### [Objective]
Each entry should be quoted word for word, including every mark of punctuation.
━━━━━━━━━━━━━━━━
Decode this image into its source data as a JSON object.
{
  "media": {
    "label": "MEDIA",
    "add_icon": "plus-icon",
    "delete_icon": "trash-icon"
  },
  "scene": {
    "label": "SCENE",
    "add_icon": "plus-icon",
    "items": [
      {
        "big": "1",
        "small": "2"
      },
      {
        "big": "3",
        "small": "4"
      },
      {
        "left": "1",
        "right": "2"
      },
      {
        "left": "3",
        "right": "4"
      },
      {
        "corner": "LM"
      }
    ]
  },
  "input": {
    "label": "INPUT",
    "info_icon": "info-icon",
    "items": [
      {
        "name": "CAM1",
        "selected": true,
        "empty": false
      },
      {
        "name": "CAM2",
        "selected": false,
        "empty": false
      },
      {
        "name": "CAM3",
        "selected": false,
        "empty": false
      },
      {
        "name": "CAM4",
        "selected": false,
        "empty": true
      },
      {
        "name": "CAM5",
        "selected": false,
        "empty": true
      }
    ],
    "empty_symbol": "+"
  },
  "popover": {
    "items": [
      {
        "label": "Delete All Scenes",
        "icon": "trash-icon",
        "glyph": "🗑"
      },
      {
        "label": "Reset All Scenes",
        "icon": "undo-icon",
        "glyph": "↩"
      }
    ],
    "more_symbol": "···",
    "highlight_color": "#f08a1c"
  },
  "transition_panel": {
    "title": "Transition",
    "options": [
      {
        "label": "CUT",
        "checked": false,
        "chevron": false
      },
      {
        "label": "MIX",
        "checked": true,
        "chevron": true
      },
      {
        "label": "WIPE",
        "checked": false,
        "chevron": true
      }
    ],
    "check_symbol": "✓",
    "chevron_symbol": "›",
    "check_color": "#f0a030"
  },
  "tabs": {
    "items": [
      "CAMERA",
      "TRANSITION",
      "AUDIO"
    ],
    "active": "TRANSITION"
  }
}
━━━━━━━━━━━━━━━━
### [Exercise solution]
Decode this image into its source data as a JSON object.
{
  "media": {
    "label": "MEDIA",
    "add_icon": "plus-icon",
    "delete_icon": "trash-icon"
  },
  "scene": {
    "label": "SCENE",
    "add_icon": "plus-icon",
    "items": [
      {
        "big": "1",
        "small": "2"
      },
      {
        "big": "3",
        "small": "4"
      },
      {
        "left": "1",
        "right": "2"
      },
      {
        "left": "3",
        "right": "4"
      },
      {
        "corner": "LM"
      }
    ]
  },
  "input": {
    "label": "INPUT",
    "info_icon": "info-icon",
    "items": [
      {
        "name": "CAM1",
        "selected": true,
        "empty": false
      },
      {
        "name": "CAM2",
        "selected": false,
        "empty": false
      },
      {
        "name": "CAM3",
        "selected": false,
        "empty": false
      },
      {
        "name": "CAM4",
        "selected": false,
        "empty": true
      },
      {
        "name": "CAM5",
        "selected": false,
        "empty": true
      }
    ],
    "empty_symbol": "+"
  },
  "popover": {
    "items": [
      {
        "label": "Delete All Scenes",
        "icon": "trash-icon",
        "glyph": "🗑"
      },
      {
        "label": "Reset All Scenes",
        "icon": "undo-icon",
        "glyph": "↩"
      }
    ],
    "more_symbol": "···",
    "highlight_color": "#f08a1c"
  },
  "transition_panel": {
    "title": "Transition",
    "options": [
      {
        "label": "CUT",
        "checked": false,
        "chevron": false
      },
      {
        "label": "MIX",
        "checked": true,
        "chevron": true
      },
      {
        "label": "WIPE",
        "checked": false,
        "chevron": true
      }
    ],
    "check_symbol": "✓",
    "chevron_symbol": "›",
    "check_color": "#f0a030"
  },
  "tabs": {
    "items": [
      "CAMERA",
      "TRANSITION",
      "AUDIO"
    ],
    "active": "TRANSITION"
  }
}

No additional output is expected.